#### WRITTEN PROBLEM:
Retype the records that come next, word for word.

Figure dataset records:
──────────────────────────────
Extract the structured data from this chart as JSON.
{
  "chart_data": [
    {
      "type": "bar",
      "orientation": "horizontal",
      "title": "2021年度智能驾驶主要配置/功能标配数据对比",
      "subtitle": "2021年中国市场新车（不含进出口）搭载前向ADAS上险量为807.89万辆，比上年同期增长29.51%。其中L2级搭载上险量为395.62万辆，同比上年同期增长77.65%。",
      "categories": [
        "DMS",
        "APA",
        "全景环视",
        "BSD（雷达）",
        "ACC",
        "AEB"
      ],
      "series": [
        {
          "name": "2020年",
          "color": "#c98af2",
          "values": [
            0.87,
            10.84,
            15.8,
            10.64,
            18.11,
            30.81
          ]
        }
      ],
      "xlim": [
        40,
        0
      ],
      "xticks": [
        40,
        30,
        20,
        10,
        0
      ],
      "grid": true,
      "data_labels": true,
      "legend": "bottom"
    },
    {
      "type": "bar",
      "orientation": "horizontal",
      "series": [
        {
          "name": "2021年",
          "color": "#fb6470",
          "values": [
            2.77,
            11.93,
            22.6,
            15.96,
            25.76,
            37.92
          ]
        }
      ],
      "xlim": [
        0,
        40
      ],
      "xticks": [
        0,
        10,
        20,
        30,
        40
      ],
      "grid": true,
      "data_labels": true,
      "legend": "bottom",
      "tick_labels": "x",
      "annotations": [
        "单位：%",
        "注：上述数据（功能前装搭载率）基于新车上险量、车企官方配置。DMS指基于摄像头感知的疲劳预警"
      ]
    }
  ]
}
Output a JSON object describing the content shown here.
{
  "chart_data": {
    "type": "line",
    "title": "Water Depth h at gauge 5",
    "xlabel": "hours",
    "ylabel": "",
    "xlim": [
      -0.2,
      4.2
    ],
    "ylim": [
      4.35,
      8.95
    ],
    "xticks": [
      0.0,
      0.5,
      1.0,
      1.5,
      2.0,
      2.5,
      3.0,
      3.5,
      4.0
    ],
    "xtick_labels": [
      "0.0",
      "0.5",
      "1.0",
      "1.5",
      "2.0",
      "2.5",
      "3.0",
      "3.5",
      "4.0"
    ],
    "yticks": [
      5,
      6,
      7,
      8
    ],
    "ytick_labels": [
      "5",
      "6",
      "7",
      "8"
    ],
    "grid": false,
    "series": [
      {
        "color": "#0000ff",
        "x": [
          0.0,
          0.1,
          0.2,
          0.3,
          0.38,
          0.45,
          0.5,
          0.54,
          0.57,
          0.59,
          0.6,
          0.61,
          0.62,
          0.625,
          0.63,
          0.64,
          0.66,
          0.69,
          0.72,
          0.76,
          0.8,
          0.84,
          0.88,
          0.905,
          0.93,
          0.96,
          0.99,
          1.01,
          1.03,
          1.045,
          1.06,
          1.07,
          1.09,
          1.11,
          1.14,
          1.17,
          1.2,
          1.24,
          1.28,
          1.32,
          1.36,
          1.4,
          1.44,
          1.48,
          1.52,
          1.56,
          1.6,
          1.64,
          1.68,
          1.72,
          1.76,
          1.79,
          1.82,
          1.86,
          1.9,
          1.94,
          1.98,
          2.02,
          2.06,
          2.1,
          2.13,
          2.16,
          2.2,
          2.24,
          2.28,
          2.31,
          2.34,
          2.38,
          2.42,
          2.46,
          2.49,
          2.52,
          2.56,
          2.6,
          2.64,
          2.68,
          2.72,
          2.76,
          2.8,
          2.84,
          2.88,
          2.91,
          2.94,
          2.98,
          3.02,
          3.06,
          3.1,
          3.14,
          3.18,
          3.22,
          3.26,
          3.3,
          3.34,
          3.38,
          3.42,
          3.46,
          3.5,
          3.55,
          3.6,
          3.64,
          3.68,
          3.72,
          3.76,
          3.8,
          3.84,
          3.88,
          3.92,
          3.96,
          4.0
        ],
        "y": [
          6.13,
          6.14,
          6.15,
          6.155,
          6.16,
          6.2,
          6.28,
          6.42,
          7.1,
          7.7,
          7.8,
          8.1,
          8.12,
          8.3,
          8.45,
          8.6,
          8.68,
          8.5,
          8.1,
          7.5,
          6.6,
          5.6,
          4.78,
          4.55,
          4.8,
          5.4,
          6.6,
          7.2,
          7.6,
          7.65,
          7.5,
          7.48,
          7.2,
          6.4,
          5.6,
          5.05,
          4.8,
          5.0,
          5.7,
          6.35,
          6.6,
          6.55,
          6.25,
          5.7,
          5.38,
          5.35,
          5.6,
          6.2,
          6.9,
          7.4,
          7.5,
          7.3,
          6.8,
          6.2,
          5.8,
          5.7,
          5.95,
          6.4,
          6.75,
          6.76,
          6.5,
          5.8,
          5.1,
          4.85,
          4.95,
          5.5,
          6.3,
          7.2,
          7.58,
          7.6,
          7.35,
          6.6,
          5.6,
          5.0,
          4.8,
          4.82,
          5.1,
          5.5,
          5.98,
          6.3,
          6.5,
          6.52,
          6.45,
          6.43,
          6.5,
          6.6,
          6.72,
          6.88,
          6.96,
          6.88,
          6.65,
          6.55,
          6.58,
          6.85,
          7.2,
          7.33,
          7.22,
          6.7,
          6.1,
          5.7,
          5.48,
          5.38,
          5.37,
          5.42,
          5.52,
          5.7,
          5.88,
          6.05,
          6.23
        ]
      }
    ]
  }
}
──────────────────────────────
#### THE COMPLETED TASK:
Extract the structured data from this chart as JSON.
{
  "chart_data": [
    {
      "type": "bar",
      "orientation": "horizontal",
      "title": "2021年度智能驾驶主要配置/功能标配数据对比",
      "subtitle": "2021年中国市场新车（不含进出口）搭载前向ADAS上险量为807.89万辆，比上年同期增长29.51%。其中L2级搭载上险量为395.62万辆，同比上年同期增长77.65%。",
      "categories": [
        "DMS",
        "APA",
        "全景环视",
        "BSD（雷达）",
        "ACC",
        "AEB"
      ],
      "series": [
        {
          "name": "2020年",
          "color": "#c98af2",
          "values": [
            0.87,
            10.84,
            15.8,
            10.64,
            18.11,
            30.81
          ]
        }
      ],
      "xlim": [
        40,
        0
      ],
      "xticks": [
        40,
        30,
        20,
        10,
        0
      ],
      "grid": true,
      "data_labels": true,
      "legend": "bottom"
    },
    {
      "type": "bar",
      "orientation": "horizontal",
      "series": [
        {
          "name": "2021年",
          "color": "#fb6470",
          "values": [
            2.77,
            11.93,
            22.6,
            15.96,
            25.76,
            37.92
          ]
        }
      ],
      "xlim": [
        0,
        40
      ],
      "xticks": [
        0,
        10,
        20,
        30,
        40
      ],
      "grid": true,
      "data_labels": true,
      "legend": "bottom",
      "tick_labels": "x",
      "annotations": [
        "单位：%",
        "注：上述数据（功能前装搭载率）基于新车上险量、车企官方配置。DMS指基于摄像头感知的疲劳预警"
      ]
    }
  ]
}
Output a JSON object describing the content shown here.
{
  "chart_data": {
    "type": "line",
    "title": "Water Depth h at gauge 5",
    "xlabel": "hours",
    "ylabel": "",
    "xlim": [
      -0.2,
      4.2
    ],
    "ylim": [
      4.35,
      8.95
    ],
    "xticks": [
      0.0,
      0.5,
      1.0,
      1.5,
      2.0,
      2.5,
      3.0,
      3.5,
      4.0
    ],
    "xtick_labels": [
      "0.0",
      "0.5",
      "1.0",
      "1.5",
      "2.0",
      "2.5",
      "3.0",
      "3.5",
      "4.0"
    ],
    "yticks": [
      5,
      6,
      7,
      8
    ],
    "ytick_labels": [
      "5",
      "6",
      "7",
      "8"
    ],
    "grid": false,
    "series": [
      {
        "color": "#0000ff",
        "x": [
          0.0,
          0.1,
          0.2,
          0.3,
          0.38,
          0.45,
          0.5,
          0.54,
          0.57,
          0.59,
          0.6,
          0.61,
          0.62,
          0.625,
          0.63,
          0.64,
          0.66,
          0.69,
          0.72,
          0.76,
          0.8,
          0.84,
          0.88,
          0.905,
          0.93,
          0.96,
          0.99,
          1.01,
          1.03,
          1.045,
          1.06,
          1.07,
          1.09,
          1.11,
          1.14,
          1.17,
          1.2,
          1.24,
          1.28,
          1.32,
          1.36,
          1.4,
          1.44,
          1.48,
          1.52,
          1.56,
          1.6,
          1.64,
          1.68,
          1.72,
          1.76,
          1.79,
          1.82,
          1.86,
          1.9,
          1.94,
          1.98,
          2.02,
          2.06,
          2.1,
          2.13,
          2.16,
          2.2,
          2.24,
          2.28,
          2.31,
          2.34,
          2.38,
          2.42,
          2.46,
          2.49,
          2.52,
          2.56,
          2.6,
          2.64,
          2.68,
          2.72,
          2.76,
          2.8,
          2.84,
          2.88,
          2.91,
          2.94,
          2.98,
          3.02,
          3.06,
          3.1,
          3.14,
          3.18,
          3.22,
          3.26,
          3.3,
          3.34,
          3.38,
          3.42,
          3.46,
          3.5,
          3.55,
          3.6,
          3.64,
          3.68,
          3.72,
          3.76,
          3.8,
          3.84,
          3.88,
          3.92,
          3.96,
          4.0
        ],
        "y": [
          6.13,
          6.14,
          6.15,
          6.155,
          6.16,
          6.2,
          6.28,
          6.42,
          7.1,
          7.7,
          7.8,
          8.1,
          8.12,
          8.3,
          8.45,
          8.6,
          8.68,
          8.5,
          8.1,
          7.5,
          6.6,
          5.6,
          4.78,
          4.55,
          4.8,
          5.4,
          6.6,
          7.2,
          7.6,
          7.65,
          7.5,
          7.48,
          7.2,
          6.4,
          5.6,
          5.05,
          4.8,
          5.0,
          5.7,
          6.35,
          6.6,
          6.55,
          6.25,
          5.7,
          5.38,
          5.35,
          5.6,
          6.2,
          6.9,
          7.4,
          7.5,
          7.3,
          6.8,
          6.2,
          5.8,
          5.7,
          5.95,
          6.4,
          6.75,
          6.76,
          6.5,
          5.8,
          5.1,
          4.85,
          4.95,
          5.5,
          6.3,
          7.2,
          7.58,
          7.6,
          7.35,
          6.6,
          5.6,
          5.0,
          4.8,
          4.82,
          5.1,
          5.5,
          5.98,
          6.3,
          6.5,
          6.52,
          6.45,
          6.43,
          6.5,
          6.6,
          6.72,
          6.88,
          6.96,
          6.88,
          6.65,
          6.55,
          6.58,
          6.85,
          7.2,
          7.33,
          7.22,
          6.7,
          6.1,
          5.7,
          5.48,
          5.38,
          5.37,
          5.42,
          5.52,
          5.7,
          5.88,
          6.05,
          6.23
        ]
      }
    ]
  }
}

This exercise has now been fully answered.